Start of Stored records
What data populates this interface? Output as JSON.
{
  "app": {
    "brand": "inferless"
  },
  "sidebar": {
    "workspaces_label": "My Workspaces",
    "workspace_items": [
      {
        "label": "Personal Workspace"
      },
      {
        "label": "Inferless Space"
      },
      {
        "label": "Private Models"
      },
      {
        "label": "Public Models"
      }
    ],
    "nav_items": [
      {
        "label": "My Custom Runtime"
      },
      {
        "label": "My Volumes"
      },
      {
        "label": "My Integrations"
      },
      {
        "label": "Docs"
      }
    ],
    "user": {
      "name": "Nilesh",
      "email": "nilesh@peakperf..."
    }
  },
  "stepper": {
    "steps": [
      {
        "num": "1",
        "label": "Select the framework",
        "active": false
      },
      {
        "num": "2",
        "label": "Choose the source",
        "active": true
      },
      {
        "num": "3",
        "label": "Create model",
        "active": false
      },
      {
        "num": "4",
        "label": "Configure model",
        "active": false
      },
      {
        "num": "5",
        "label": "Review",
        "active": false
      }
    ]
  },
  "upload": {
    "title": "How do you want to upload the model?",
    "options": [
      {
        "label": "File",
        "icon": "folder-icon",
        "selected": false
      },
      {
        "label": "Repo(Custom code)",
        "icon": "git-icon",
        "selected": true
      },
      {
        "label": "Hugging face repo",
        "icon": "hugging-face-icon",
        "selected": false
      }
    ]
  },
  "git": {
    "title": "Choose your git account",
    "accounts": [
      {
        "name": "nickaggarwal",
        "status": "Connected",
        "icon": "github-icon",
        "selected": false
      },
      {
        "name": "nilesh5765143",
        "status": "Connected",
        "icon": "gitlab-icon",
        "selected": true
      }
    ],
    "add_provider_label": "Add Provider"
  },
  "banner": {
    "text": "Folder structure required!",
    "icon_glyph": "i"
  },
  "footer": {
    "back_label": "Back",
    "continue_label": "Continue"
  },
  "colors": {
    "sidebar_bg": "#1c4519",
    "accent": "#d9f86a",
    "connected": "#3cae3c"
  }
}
End of Stored records
Exercise description :: Select all lines in the listing above where the word "upload" appears, and show them.

Exercise output ::
  "upload": {
    "title": "How do you want to upload the model?",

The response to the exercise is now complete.